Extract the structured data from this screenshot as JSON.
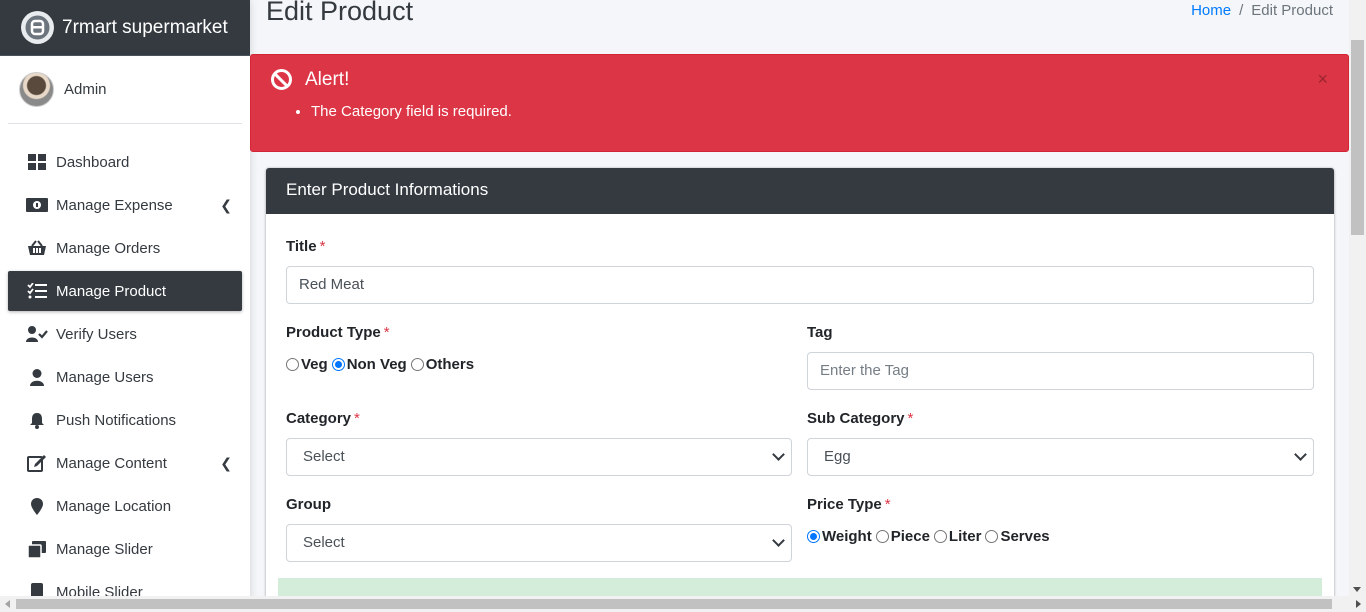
{
  "brand": {
    "name": "7rmart supermarket",
    "logo_icon": "logo-icon"
  },
  "user": {
    "name": "Admin"
  },
  "sidebar": {
    "items": [
      {
        "label": "Dashboard",
        "icon": "dashboard-icon",
        "glyph": "▦",
        "active": false,
        "has_submenu": false
      },
      {
        "label": "Manage Expense",
        "icon": "money-icon",
        "glyph": "▣",
        "active": false,
        "has_submenu": true
      },
      {
        "label": "Manage Orders",
        "icon": "basket-icon",
        "glyph": "⌂",
        "active": false,
        "has_submenu": false
      },
      {
        "label": "Manage Product",
        "icon": "tasks-icon",
        "glyph": "☰",
        "active": true,
        "has_submenu": false
      },
      {
        "label": "Verify Users",
        "icon": "user-check-icon",
        "glyph": "✔",
        "active": false,
        "has_submenu": false
      },
      {
        "label": "Manage Users",
        "icon": "user-icon",
        "glyph": "●",
        "active": false,
        "has_submenu": false
      },
      {
        "label": "Push Notifications",
        "icon": "bell-icon",
        "glyph": "◆",
        "active": false,
        "has_submenu": false
      },
      {
        "label": "Manage Content",
        "icon": "edit-icon",
        "glyph": "✎",
        "active": false,
        "has_submenu": true
      },
      {
        "label": "Manage Location",
        "icon": "map-marker-icon",
        "glyph": "●",
        "active": false,
        "has_submenu": false
      },
      {
        "label": "Manage Slider",
        "icon": "clone-icon",
        "glyph": "❐",
        "active": false,
        "has_submenu": false
      },
      {
        "label": "Mobile Slider",
        "icon": "mobile-icon",
        "glyph": "▯",
        "active": false,
        "has_submenu": false
      }
    ]
  },
  "header": {
    "title": "Edit Product",
    "breadcrumb": {
      "home": "Home",
      "separator": "/",
      "current": "Edit Product"
    }
  },
  "alert": {
    "title": "Alert!",
    "messages": [
      "The Category field is required."
    ],
    "close": "×",
    "color": "#dc3545"
  },
  "form": {
    "header": "Enter Product Informations",
    "title": {
      "label": "Title",
      "required": "*",
      "value": "Red Meat"
    },
    "product_type": {
      "label": "Product Type",
      "required": "*",
      "options": [
        "Veg",
        "Non Veg",
        "Others"
      ],
      "selected": "Non Veg"
    },
    "tag": {
      "label": "Tag",
      "placeholder": "Enter the Tag"
    },
    "category": {
      "label": "Category",
      "required": "*",
      "value": "Select"
    },
    "sub_category": {
      "label": "Sub Category",
      "required": "*",
      "value": "Egg"
    },
    "group": {
      "label": "Group",
      "value": "Select"
    },
    "price_type": {
      "label": "Price Type",
      "required": "*",
      "options": [
        "Weight",
        "Piece",
        "Liter",
        "Serves"
      ],
      "selected": "Weight"
    }
  },
  "colors": {
    "dark": "#343a40",
    "danger": "#dc3545",
    "primary": "#007bff",
    "radio": "#0075ff"
  }
}
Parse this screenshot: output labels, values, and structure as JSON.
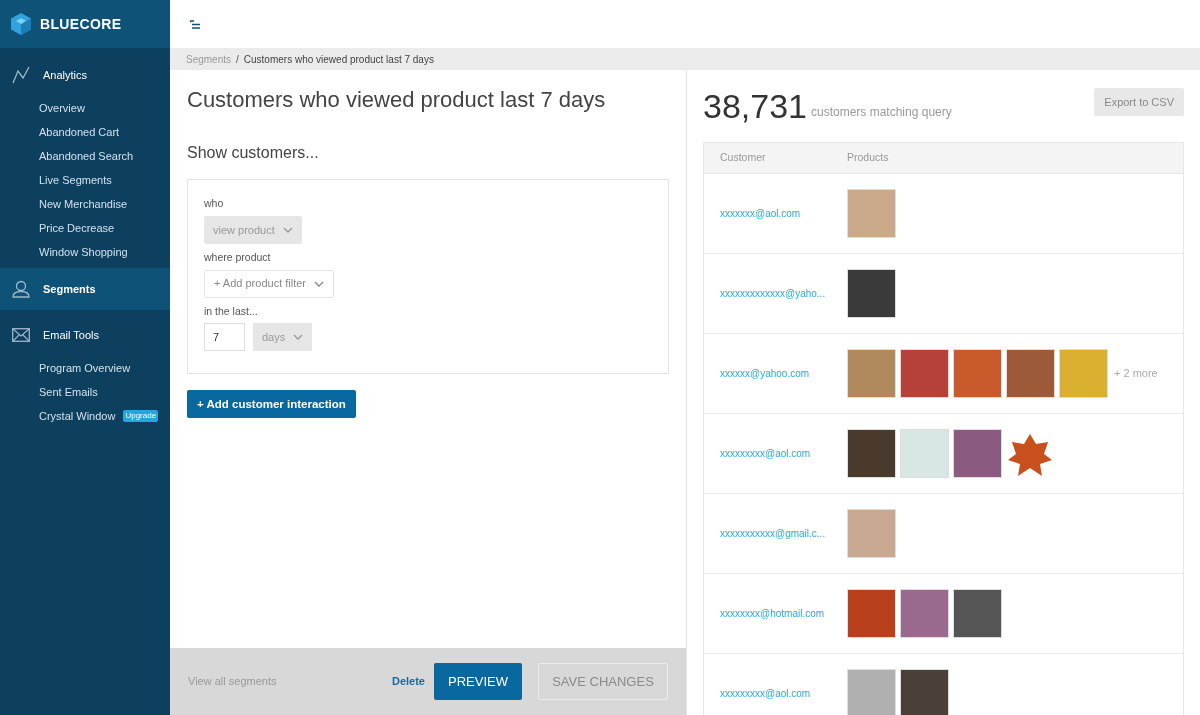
{
  "brand": {
    "name": "BLUECORE"
  },
  "sidebar": {
    "sections": [
      {
        "title": "Analytics",
        "selected": false,
        "items": [
          {
            "label": "Overview"
          },
          {
            "label": "Abandoned Cart"
          },
          {
            "label": "Abandoned Search"
          },
          {
            "label": "Live Segments"
          },
          {
            "label": "New Merchandise"
          },
          {
            "label": "Price Decrease"
          },
          {
            "label": "Window Shopping"
          }
        ]
      },
      {
        "title": "Segments",
        "selected": true
      },
      {
        "title": "Email Tools",
        "selected": false,
        "items": [
          {
            "label": "Program Overview"
          },
          {
            "label": "Sent Emails"
          },
          {
            "label": "Crystal Window",
            "badge": "Upgrade"
          }
        ]
      }
    ]
  },
  "breadcrumb": [
    "Segments",
    "Customers who viewed product last 7 days"
  ],
  "breadcrumb_separator": "/",
  "segment": {
    "title": "Customers who viewed product last 7 days",
    "subtitle": "Show customers...",
    "fields": [
      {
        "label": "who",
        "kind": "select",
        "value": "view product",
        "disabled": true
      },
      {
        "label": "where product",
        "kind": "select",
        "value": "+ Add product filter",
        "disabled": false
      },
      {
        "label": "in the last...",
        "kind": "number_unit",
        "value": "7",
        "unit": "days",
        "disabled": true
      }
    ],
    "add_button": "+ Add customer interaction"
  },
  "footer": {
    "link": "View all segments",
    "delete": "Delete",
    "preview": "PREVIEW",
    "save": {
      "label": "SAVE CHANGES",
      "disabled": true
    }
  },
  "results": {
    "count": "38,731",
    "count_label": "customers matching query",
    "export": "Export to CSV",
    "columns": [
      "Customer",
      "Products"
    ],
    "rows": [
      {
        "customer": "xxxxxxx@aol.com",
        "products": [
          {
            "kind": "photo",
            "color": "#c9a98a"
          }
        ]
      },
      {
        "customer": "xxxxxxxxxxxxx@yaho...",
        "products": [
          {
            "kind": "photo",
            "color": "#3a3a3a"
          }
        ]
      },
      {
        "customer": "xxxxxx@yahoo.com",
        "products": [
          {
            "kind": "photo",
            "color": "#b08a5c"
          },
          {
            "kind": "photo",
            "color": "#b5413a"
          },
          {
            "kind": "photo",
            "color": "#c85a2c"
          },
          {
            "kind": "photo",
            "color": "#9c5a38"
          },
          {
            "kind": "photo",
            "color": "#d9b030"
          }
        ],
        "more": "+ 2 more"
      },
      {
        "customer": "xxxxxxxxx@aol.com",
        "products": [
          {
            "kind": "photo",
            "color": "#4a3a2c"
          },
          {
            "kind": "photo",
            "color": "#d8e6e4"
          },
          {
            "kind": "photo",
            "color": "#8a5a80"
          },
          {
            "kind": "cutout",
            "color": "#c8501c"
          }
        ]
      },
      {
        "customer": "xxxxxxxxxxx@gmail.c...",
        "products": [
          {
            "kind": "photo",
            "color": "#c8a890"
          }
        ]
      },
      {
        "customer": "xxxxxxxx@hotmail.com",
        "products": [
          {
            "kind": "photo",
            "color": "#b8401c"
          },
          {
            "kind": "photo",
            "color": "#9a6a8e"
          },
          {
            "kind": "photo",
            "color": "#555555"
          }
        ]
      },
      {
        "customer": "xxxxxxxxx@aol.com",
        "products": [
          {
            "kind": "photo",
            "color": "#b0b0b0"
          },
          {
            "kind": "photo",
            "color": "#4a4038"
          }
        ]
      }
    ]
  }
}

= = = = = = =

Output the records above exactly as they are, leaving out the pictures.

* [Exercise answer]
Extract the structured data from this screenshot as JSON.
{
  "brand": {
    "name": "7rmart supermarket",
    "logo_icon": "logo-icon"
  },
  "user": {
    "name": "Admin"
  },
  "sidebar": {
    "items": [
      {
        "label": "Dashboard",
        "icon": "dashboard-icon",
        "glyph": "▦",
        "active": false,
        "has_submenu": false
      },
      {
        "label": "Manage Expense",
        "icon": "money-icon",
        "glyph": "▣",
        "active": false,
        "has_submenu": true
      },
      {
        "label": "Manage Orders",
        "icon": "basket-icon",
        "glyph": "⌂",
        "active": false,
        "has_submenu": false
      },
      {
        "label": "Manage Product",
        "icon": "tasks-icon",
        "glyph": "☰",
        "active": true,
        "has_submenu": false
      },
      {
        "label": "Verify Users",
        "icon": "user-check-icon",
        "glyph": "✔",
        "active": false,
        "has_submenu": false
      },
      {
        "label": "Manage Users",
        "icon": "user-icon",
        "glyph": "●",
        "active": false,
        "has_submenu": false
      },
      {
        "label": "Push Notifications",
        "icon": "bell-icon",
        "glyph": "◆",
        "active": false,
        "has_submenu": false
      },
      {
        "label": "Manage Content",
        "icon": "edit-icon",
        "glyph": "✎",
        "active": false,
        "has_submenu": true
      },
      {
        "label": "Manage Location",
        "icon": "map-marker-icon",
        "glyph": "●",
        "active": false,
        "has_submenu": false
      },
      {
        "label": "Manage Slider",
        "icon": "clone-icon",
        "glyph": "❐",
        "active": false,
        "has_submenu": false
      },
      {
        "label": "Mobile Slider",
        "icon": "mobile-icon",
        "glyph": "▯",
        "active": false,
        "has_submenu": false
      }
    ]
  },
  "header": {
    "title": "Edit Product",
    "breadcrumb": {
      "home": "Home",
      "separator": "/",
      "current": "Edit Product"
    }
  },
  "alert": {
    "title": "Alert!",
    "messages": [
      "The Category field is required."
    ],
    "close": "×",
    "color": "#dc3545"
  },
  "form": {
    "header": "Enter Product Informations",
    "title": {
      "label": "Title",
      "required": "*",
      "value": "Red Meat"
    },
    "product_type": {
      "label": "Product Type",
      "required": "*",
      "options": [
        "Veg",
        "Non Veg",
        "Others"
      ],
      "selected": "Non Veg"
    },
    "tag": {
      "label": "Tag",
      "placeholder": "Enter the Tag"
    },
    "category": {
      "label": "Category",
      "required": "*",
      "value": "Select"
    },
    "sub_category": {
      "label": "Sub Category",
      "required": "*",
      "value": "Egg"
    },
    "group": {
      "label": "Group",
      "value": "Select"
    },
    "price_type": {
      "label": "Price Type",
      "required": "*",
      "options": [
        "Weight",
        "Piece",
        "Liter",
        "Serves"
      ],
      "selected": "Weight"
    }
  },
  "colors": {
    "dark": "#343a40",
    "danger": "#dc3545",
    "primary": "#007bff",
    "radio": "#0075ff"
  }
}
Parse this screenshot: output labels, values, and structure as JSON.
{
  "brand": {
    "name": "BLUECORE"
  },
  "sidebar": {
    "sections": [
      {
        "title": "Analytics",
        "selected": false,
        "items": [
          {
            "label": "Overview"
          },
          {
            "label": "Abandoned Cart"
          },
          {
            "label": "Abandoned Search"
          },
          {
            "label": "Live Segments"
          },
          {
            "label": "New Merchandise"
          },
          {
            "label": "Price Decrease"
          },
          {
            "label": "Window Shopping"
          }
        ]
      },
      {
        "title": "Segments",
        "selected": true
      },
      {
        "title": "Email Tools",
        "selected": false,
        "items": [
          {
            "label": "Program Overview"
          },
          {
            "label": "Sent Emails"
          },
          {
            "label": "Crystal Window",
            "badge": "Upgrade"
          }
        ]
      }
    ]
  },
  "breadcrumb": [
    "Segments",
    "Customers who viewed product last 7 days"
  ],
  "breadcrumb_separator": "/",
  "segment": {
    "title": "Customers who viewed product last 7 days",
    "subtitle": "Show customers...",
    "fields": [
      {
        "label": "who",
        "kind": "select",
        "value": "view product",
        "disabled": true
      },
      {
        "label": "where product",
        "kind": "select",
        "value": "+ Add product filter",
        "disabled": false
      },
      {
        "label": "in the last...",
        "kind": "number_unit",
        "value": "7",
        "unit": "days",
        "disabled": true
      }
    ],
    "add_button": "+ Add customer interaction"
  },
  "footer": {
    "link": "View all segments",
    "delete": "Delete",
    "preview": "PREVIEW",
    "save": {
      "label": "SAVE CHANGES",
      "disabled": true
    }
  },
  "results": {
    "count": "38,731",
    "count_label": "customers matching query",
    "export": "Export to CSV",
    "columns": [
      "Customer",
      "Products"
    ],
    "rows": [
      {
        "customer": "xxxxxxx@aol.com",
        "products": [
          {
            "kind": "photo",
            "color": "#c9a98a"
          }
        ]
      },
      {
        "customer": "xxxxxxxxxxxxx@yaho...",
        "products": [
          {
            "kind": "photo",
            "color": "#3a3a3a"
          }
        ]
      },
      {
        "customer": "xxxxxx@yahoo.com",
        "products": [
          {
            "kind": "photo",
            "color": "#b08a5c"
          },
          {
            "kind": "photo",
            "color": "#b5413a"
          },
          {
            "kind": "photo",
            "color": "#c85a2c"
          },
          {
            "kind": "photo",
            "color": "#9c5a38"
          },
          {
            "kind": "photo",
            "color": "#d9b030"
          }
        ],
        "more": "+ 2 more"
      },
      {
        "customer": "xxxxxxxxx@aol.com",
        "products": [
          {
            "kind": "photo",
            "color": "#4a3a2c"
          },
          {
            "kind": "photo",
            "color": "#d8e6e4"
          },
          {
            "kind": "photo",
            "color": "#8a5a80"
          },
          {
            "kind": "cutout",
            "color": "#c8501c"
          }
        ]
      },
      {
        "customer": "xxxxxxxxxxx@gmail.c...",
        "products": [
          {
            "kind": "photo",
            "color": "#c8a890"
          }
        ]
      },
      {
        "customer": "xxxxxxxx@hotmail.com",
        "products": [
          {
            "kind": "photo",
            "color": "#b8401c"
          },
          {
            "kind": "photo",
            "color": "#9a6a8e"
          },
          {
            "kind": "photo",
            "color": "#555555"
          }
        ]
      },
      {
        "customer": "xxxxxxxxx@aol.com",
        "products": [
          {
            "kind": "photo",
            "color": "#b0b0b0"
          },
          {
            "kind": "photo",
            "color": "#4a4038"
          }
        ]
      }
    ]
  }
}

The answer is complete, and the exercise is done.